The task: Starting with the line containing "For every button, label, input, icon, or" and continuing through the line containing "part-name-cell: Шайба [602,505,687,537]", rewrite those lines with "position-cell" swapped for "pos-cell" and nothing else changed.

□ □ □ □ □

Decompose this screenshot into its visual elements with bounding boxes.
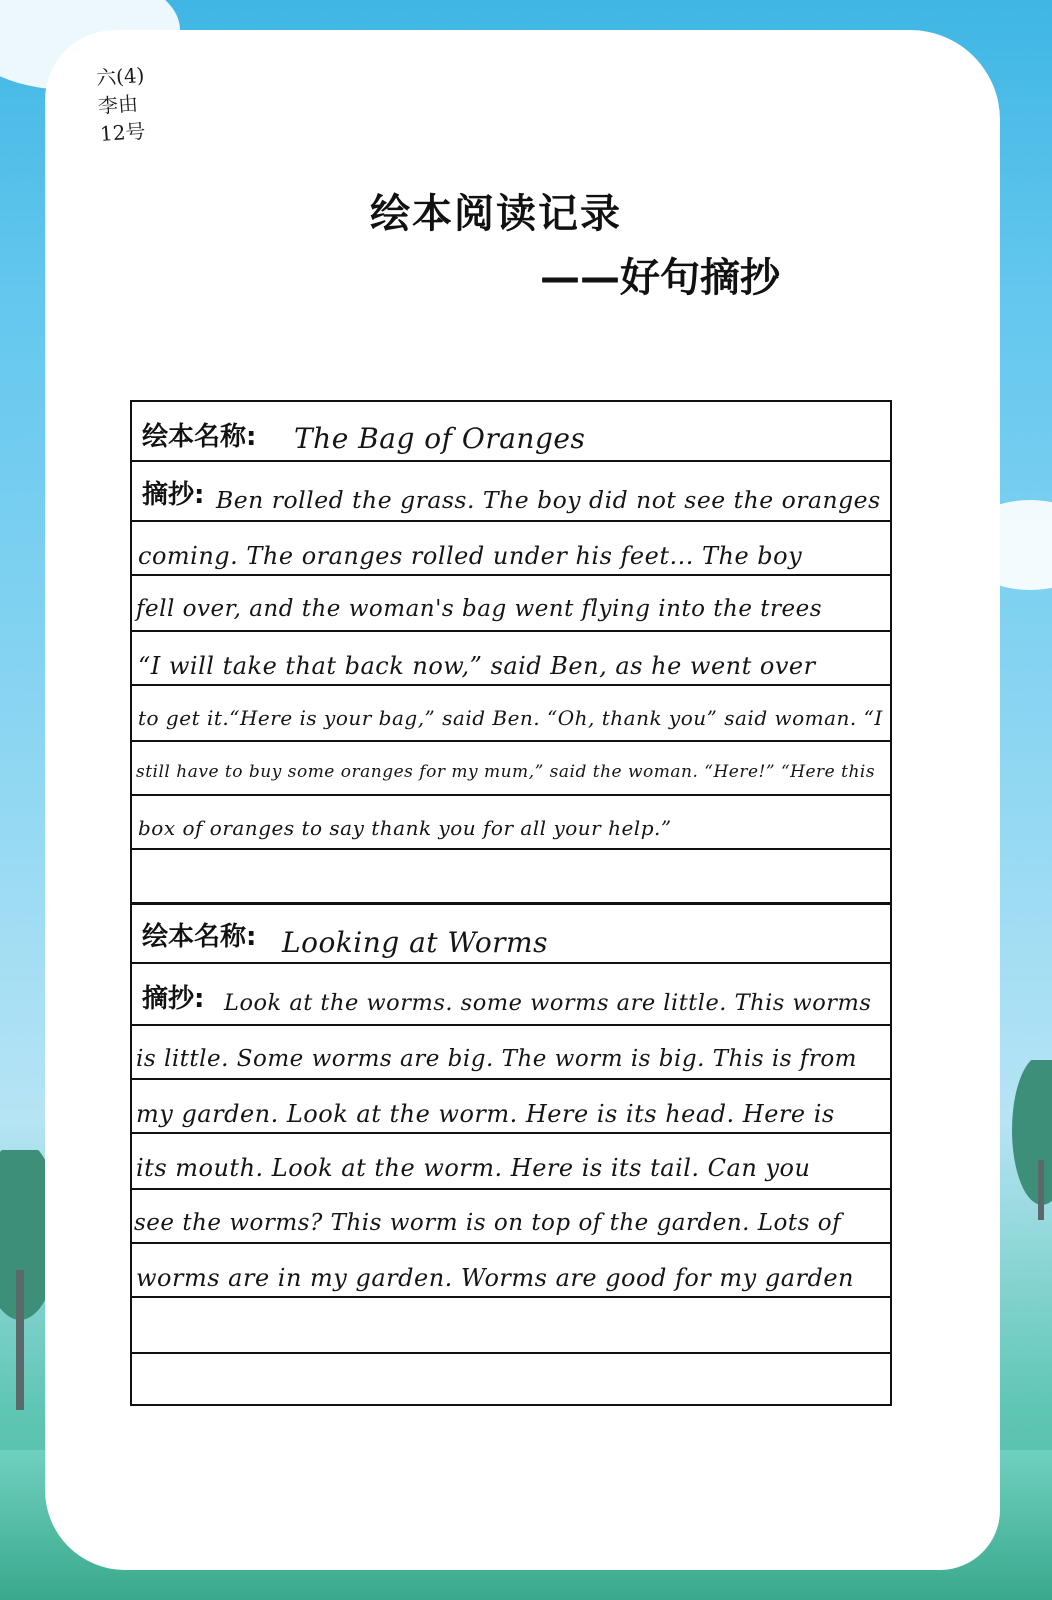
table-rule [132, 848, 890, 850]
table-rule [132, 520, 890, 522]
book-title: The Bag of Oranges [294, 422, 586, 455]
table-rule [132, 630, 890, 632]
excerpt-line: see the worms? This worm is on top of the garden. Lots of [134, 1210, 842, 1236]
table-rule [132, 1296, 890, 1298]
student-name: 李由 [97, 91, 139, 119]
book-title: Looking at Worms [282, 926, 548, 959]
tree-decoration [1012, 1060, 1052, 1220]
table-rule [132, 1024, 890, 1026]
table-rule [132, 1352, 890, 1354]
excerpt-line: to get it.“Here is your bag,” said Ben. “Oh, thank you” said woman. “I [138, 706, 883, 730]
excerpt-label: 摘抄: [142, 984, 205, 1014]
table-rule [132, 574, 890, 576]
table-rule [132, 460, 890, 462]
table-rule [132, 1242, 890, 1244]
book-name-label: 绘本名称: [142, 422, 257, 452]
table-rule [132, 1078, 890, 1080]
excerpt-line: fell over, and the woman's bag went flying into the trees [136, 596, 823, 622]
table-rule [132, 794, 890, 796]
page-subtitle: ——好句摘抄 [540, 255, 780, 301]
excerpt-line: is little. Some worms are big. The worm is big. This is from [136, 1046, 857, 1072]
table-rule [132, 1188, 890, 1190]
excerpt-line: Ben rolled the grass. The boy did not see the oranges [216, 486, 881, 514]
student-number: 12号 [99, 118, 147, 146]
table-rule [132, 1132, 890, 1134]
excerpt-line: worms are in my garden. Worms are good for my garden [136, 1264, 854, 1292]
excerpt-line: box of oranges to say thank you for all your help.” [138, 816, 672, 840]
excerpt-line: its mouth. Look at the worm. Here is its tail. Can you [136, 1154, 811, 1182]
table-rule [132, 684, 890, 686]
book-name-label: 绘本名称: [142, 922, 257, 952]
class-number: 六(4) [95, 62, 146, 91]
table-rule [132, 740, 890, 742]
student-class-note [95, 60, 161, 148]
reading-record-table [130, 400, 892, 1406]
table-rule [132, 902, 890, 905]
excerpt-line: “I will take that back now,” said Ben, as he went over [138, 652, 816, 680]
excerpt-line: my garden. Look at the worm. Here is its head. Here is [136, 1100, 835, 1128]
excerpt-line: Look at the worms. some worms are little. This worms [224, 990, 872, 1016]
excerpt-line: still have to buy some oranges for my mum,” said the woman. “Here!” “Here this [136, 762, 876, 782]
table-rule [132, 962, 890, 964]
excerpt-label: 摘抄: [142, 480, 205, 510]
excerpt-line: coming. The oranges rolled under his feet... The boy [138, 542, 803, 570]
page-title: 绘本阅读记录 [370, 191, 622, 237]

□ □ □ □ □

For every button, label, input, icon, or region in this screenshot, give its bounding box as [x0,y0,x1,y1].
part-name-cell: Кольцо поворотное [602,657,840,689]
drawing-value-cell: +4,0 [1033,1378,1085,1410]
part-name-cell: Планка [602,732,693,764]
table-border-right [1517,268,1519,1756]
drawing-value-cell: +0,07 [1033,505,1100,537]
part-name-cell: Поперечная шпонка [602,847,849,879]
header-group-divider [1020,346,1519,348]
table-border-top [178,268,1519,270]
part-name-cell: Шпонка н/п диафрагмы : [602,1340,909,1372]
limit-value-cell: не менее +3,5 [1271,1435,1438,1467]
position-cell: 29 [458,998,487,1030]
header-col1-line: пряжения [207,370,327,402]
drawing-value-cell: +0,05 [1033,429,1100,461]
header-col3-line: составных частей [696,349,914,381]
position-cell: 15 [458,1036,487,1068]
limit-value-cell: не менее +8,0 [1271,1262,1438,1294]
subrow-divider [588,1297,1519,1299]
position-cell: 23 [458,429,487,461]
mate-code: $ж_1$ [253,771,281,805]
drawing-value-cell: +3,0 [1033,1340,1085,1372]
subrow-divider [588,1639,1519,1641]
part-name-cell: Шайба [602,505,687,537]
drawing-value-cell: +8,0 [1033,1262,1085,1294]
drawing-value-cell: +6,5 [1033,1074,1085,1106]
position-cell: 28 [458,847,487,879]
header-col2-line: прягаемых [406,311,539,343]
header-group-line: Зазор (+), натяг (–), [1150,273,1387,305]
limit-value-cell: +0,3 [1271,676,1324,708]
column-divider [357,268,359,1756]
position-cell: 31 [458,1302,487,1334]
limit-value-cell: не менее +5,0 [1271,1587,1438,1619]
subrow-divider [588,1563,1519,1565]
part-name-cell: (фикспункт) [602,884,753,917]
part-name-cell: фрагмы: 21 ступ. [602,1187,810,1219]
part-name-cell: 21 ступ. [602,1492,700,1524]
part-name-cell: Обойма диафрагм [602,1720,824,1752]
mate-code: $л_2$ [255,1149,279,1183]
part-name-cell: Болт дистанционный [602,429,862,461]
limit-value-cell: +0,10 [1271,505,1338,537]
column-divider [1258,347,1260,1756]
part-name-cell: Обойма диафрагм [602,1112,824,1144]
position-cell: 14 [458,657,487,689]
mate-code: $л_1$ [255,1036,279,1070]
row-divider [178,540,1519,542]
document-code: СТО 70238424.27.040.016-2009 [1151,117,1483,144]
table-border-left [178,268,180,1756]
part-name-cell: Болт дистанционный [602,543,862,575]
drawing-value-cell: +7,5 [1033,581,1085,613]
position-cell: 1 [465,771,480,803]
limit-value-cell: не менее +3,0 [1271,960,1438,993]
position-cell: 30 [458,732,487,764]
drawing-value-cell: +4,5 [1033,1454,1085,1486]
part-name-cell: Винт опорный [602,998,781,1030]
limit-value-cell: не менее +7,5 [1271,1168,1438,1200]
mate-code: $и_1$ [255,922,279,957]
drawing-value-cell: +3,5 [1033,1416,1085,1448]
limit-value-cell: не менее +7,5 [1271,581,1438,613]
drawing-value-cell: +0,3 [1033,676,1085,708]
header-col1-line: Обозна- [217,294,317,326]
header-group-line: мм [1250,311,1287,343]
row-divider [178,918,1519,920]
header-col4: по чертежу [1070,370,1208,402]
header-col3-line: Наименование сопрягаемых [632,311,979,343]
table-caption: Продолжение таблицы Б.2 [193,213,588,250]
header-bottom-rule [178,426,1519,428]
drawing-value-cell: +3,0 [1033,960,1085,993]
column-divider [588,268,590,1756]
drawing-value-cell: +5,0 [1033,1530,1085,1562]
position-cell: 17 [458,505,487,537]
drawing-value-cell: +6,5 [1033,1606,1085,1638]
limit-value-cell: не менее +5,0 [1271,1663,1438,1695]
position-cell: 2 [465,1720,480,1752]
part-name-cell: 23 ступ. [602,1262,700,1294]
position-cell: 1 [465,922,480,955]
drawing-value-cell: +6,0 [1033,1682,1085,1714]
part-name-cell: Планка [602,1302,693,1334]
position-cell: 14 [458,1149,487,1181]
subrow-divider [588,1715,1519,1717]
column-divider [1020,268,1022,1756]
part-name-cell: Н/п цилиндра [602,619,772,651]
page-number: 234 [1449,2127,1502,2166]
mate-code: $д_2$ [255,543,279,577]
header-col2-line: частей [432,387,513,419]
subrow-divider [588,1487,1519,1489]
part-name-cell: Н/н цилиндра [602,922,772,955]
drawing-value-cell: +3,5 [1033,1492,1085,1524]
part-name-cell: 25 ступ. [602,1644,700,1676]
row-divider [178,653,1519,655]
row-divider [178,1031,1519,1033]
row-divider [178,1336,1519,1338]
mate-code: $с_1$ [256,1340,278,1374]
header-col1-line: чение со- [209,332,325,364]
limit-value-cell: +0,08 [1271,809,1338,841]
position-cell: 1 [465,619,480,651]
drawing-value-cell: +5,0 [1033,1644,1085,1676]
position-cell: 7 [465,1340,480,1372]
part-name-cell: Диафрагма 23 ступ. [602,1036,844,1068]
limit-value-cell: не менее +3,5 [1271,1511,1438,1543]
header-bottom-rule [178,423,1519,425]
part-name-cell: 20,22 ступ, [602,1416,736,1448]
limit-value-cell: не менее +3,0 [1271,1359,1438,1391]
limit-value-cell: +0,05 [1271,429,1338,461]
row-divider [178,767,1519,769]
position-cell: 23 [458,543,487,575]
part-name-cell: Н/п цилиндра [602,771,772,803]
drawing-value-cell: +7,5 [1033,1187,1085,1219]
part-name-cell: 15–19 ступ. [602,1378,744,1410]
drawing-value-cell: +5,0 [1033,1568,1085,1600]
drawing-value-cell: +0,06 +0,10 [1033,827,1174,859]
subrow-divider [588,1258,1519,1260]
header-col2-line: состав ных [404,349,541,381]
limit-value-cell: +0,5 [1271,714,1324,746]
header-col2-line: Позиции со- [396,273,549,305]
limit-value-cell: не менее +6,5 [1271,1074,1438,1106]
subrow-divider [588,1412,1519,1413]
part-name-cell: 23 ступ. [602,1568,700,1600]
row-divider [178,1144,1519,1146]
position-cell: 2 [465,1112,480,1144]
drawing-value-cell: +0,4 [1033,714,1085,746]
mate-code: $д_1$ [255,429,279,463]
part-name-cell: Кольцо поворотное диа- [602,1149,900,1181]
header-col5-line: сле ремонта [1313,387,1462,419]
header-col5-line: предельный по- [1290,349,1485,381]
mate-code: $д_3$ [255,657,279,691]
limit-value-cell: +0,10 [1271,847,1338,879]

□ □ □ □ □

Exercise solution:
For every button, label, input, icon, or region in this screenshot, give its bounding box as [x0,y0,x1,y1].
part-name-cell: Кольцо поворотное [602,657,840,689]
drawing-value-cell: +4,0 [1033,1378,1085,1410]
part-name-cell: Планка [602,732,693,764]
table-border-right [1517,268,1519,1756]
drawing-value-cell: +0,07 [1033,505,1100,537]
part-name-cell: Поперечная шпонка [602,847,849,879]
header-group-divider [1020,346,1519,348]
table-border-top [178,268,1519,270]
part-name-cell: Шпонка н/п диафрагмы : [602,1340,909,1372]
limit-value-cell: не менее +3,5 [1271,1435,1438,1467]
pos-cell: 29 [458,998,487,1030]
header-col1-line: пряжения [207,370,327,402]
drawing-value-cell: +0,05 [1033,429,1100,461]
header-col3-line: составных частей [696,349,914,381]
pos-cell: 15 [458,1036,487,1068]
limit-value-cell: не менее +8,0 [1271,1262,1438,1294]
subrow-divider [588,1297,1519,1299]
pos-cell: 23 [458,429,487,461]
mate-code: $ж_1$ [253,771,281,805]
drawing-value-cell: +3,0 [1033,1340,1085,1372]
subrow-divider [588,1639,1519,1641]
part-name-cell: Шайба [602,505,687,537]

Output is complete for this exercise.